# PROVIDED DATA
▬▬▬
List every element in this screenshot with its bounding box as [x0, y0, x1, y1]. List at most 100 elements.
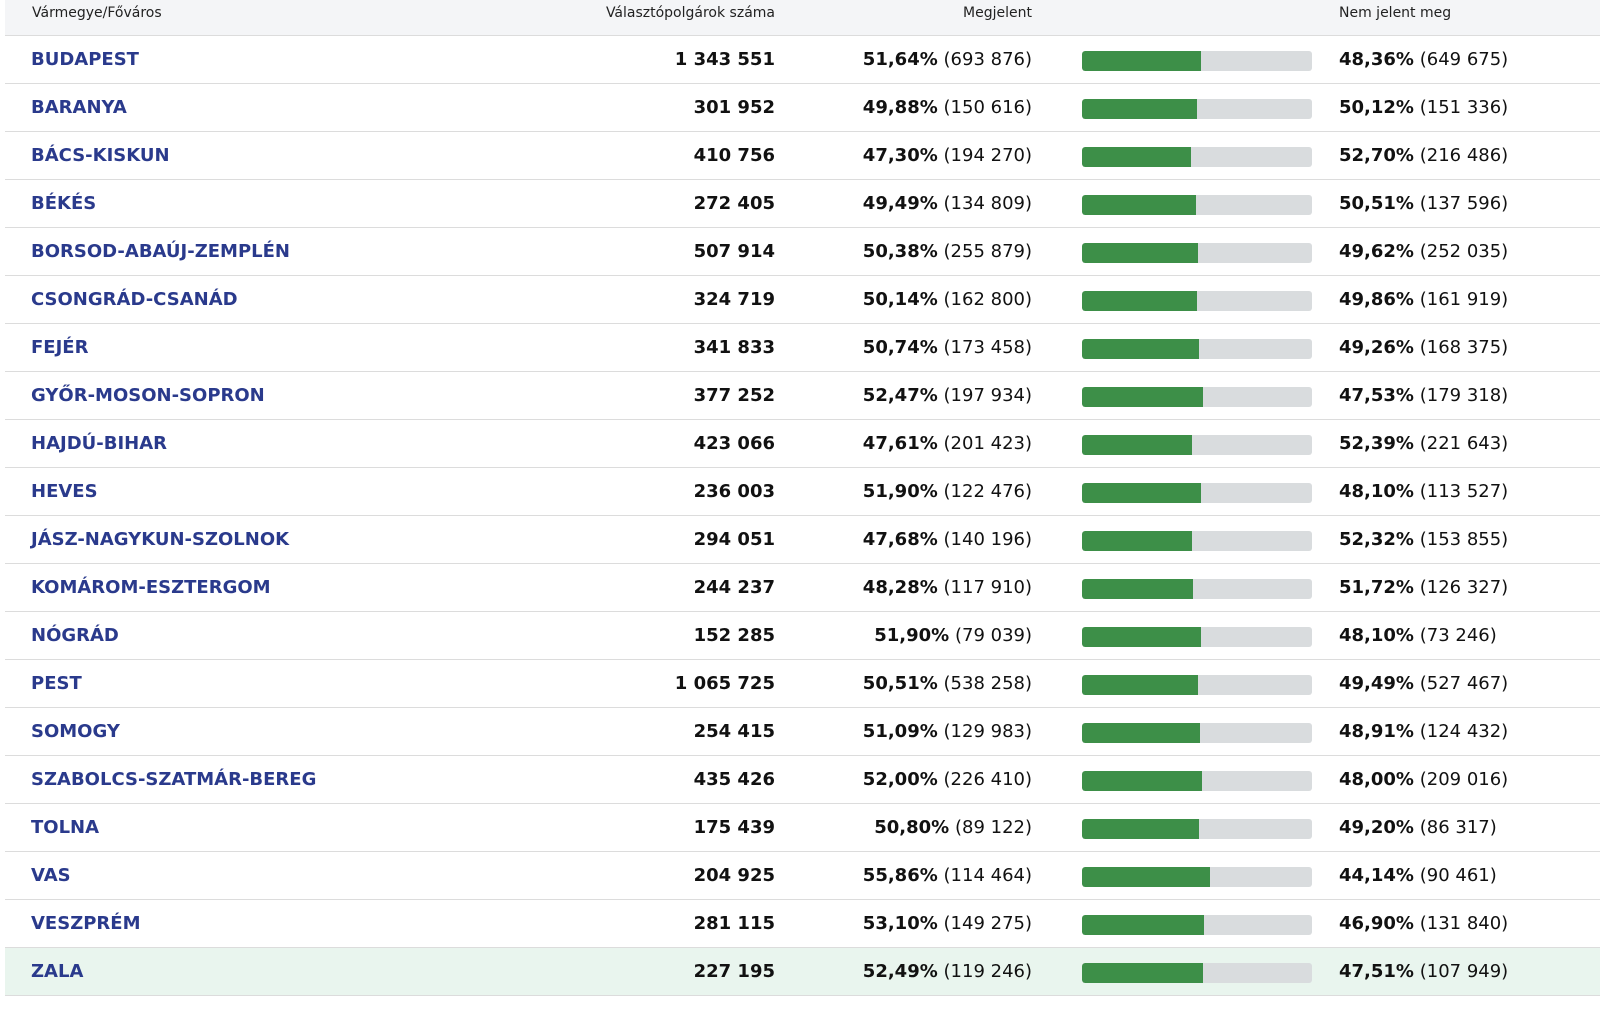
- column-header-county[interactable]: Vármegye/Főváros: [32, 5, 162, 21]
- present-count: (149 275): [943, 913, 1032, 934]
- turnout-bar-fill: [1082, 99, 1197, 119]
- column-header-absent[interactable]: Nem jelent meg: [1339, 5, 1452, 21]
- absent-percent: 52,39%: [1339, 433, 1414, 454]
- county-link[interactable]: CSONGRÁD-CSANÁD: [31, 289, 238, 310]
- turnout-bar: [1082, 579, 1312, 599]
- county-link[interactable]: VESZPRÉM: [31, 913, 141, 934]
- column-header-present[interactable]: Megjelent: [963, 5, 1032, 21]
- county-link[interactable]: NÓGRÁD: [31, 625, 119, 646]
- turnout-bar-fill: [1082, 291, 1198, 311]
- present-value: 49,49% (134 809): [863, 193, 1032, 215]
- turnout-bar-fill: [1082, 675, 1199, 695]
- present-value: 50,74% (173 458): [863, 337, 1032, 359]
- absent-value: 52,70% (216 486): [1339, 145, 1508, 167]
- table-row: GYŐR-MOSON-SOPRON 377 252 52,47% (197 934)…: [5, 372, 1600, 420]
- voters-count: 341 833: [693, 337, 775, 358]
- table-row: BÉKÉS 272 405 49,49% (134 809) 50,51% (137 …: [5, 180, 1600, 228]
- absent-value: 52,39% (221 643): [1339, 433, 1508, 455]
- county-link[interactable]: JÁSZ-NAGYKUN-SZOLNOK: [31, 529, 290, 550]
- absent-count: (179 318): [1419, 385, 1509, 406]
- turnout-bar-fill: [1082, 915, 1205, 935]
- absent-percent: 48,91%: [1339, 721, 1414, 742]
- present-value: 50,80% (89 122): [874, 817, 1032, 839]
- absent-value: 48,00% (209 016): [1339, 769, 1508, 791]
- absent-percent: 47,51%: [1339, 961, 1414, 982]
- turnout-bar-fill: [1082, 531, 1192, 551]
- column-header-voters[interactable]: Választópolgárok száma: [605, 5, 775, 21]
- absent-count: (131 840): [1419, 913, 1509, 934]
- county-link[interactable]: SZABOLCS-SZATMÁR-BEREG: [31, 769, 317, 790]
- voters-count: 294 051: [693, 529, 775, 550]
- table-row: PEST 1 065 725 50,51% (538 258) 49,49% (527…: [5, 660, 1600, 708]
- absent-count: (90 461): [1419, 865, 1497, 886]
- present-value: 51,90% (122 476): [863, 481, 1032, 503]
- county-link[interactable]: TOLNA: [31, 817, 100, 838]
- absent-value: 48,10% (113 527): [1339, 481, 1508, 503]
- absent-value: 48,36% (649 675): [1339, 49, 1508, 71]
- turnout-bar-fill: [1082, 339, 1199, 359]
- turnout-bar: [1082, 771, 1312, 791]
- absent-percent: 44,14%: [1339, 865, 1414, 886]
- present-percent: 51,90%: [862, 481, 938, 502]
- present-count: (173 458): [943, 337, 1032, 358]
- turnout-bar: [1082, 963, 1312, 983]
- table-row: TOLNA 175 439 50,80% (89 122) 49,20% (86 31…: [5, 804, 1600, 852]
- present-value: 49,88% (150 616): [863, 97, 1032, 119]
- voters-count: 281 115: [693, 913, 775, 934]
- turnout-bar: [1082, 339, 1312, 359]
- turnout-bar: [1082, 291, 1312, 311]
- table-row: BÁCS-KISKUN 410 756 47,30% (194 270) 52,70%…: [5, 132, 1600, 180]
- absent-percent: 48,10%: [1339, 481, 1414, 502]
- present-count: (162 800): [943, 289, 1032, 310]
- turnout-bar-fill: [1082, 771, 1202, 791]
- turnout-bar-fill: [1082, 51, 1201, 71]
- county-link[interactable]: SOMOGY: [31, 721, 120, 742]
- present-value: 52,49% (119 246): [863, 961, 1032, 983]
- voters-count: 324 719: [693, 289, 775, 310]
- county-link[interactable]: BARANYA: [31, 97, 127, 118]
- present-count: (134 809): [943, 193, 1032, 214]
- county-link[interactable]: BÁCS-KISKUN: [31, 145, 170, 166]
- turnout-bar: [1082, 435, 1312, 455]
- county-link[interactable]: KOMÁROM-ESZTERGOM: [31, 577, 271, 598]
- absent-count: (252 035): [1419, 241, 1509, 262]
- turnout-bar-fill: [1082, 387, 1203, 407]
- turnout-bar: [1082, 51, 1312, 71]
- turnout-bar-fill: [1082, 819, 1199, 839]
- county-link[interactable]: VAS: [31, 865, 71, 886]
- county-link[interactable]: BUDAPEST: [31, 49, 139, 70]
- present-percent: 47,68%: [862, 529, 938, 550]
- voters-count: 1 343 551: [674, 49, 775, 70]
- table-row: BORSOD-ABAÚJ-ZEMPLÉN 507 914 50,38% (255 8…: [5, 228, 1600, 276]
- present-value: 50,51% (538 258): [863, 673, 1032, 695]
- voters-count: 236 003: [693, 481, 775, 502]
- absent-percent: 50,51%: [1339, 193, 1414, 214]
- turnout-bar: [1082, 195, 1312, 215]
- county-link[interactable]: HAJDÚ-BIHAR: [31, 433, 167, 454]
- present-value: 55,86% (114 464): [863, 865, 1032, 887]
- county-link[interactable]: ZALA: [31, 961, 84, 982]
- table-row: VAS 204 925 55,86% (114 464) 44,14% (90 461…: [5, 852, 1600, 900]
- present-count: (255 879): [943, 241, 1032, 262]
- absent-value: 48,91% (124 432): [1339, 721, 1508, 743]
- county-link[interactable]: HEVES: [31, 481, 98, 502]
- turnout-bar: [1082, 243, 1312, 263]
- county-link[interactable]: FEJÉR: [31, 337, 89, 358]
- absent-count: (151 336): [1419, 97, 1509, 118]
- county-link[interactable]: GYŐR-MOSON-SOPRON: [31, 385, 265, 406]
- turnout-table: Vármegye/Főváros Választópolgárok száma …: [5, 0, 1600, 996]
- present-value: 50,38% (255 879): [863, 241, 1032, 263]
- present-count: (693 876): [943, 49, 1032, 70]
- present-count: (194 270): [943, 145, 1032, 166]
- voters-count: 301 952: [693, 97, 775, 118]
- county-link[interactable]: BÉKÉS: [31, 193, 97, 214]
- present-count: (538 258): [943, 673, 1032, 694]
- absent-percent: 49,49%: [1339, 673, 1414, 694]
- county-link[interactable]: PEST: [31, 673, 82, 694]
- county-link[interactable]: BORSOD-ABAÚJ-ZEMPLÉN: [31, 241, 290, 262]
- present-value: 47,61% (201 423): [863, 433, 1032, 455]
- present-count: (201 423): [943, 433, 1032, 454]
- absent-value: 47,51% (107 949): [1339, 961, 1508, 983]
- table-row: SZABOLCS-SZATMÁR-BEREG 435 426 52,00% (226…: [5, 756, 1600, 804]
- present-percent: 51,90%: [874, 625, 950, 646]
▬▬▬
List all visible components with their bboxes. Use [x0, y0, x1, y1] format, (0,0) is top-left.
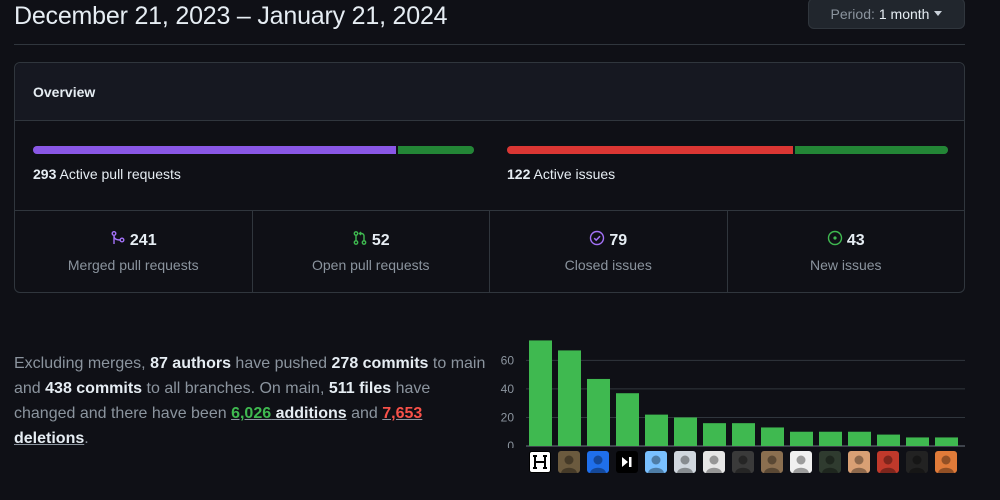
▬▬▬
Pull out every line between the one holding "List every element" and the one holding "- absent-percent: 52,39%: [1339, 433, 1414, 454]", inclusive, and repeat them without any change. Omit the pictures.

# COMPLETE RESPONSE
List every element in this screenshot with its bounding box as [x0, y0, x1, y1]. List at most 100 elements.
- column-header-county[interactable]: Vármegye/Főváros: [32, 5, 162, 21]
- present-count: (149 275): [943, 913, 1032, 934]
- turnout-bar-fill: [1082, 99, 1197, 119]
- column-header-absent[interactable]: Nem jelent meg: [1339, 5, 1452, 21]
- absent-percent: 52,39%: [1339, 433, 1414, 454]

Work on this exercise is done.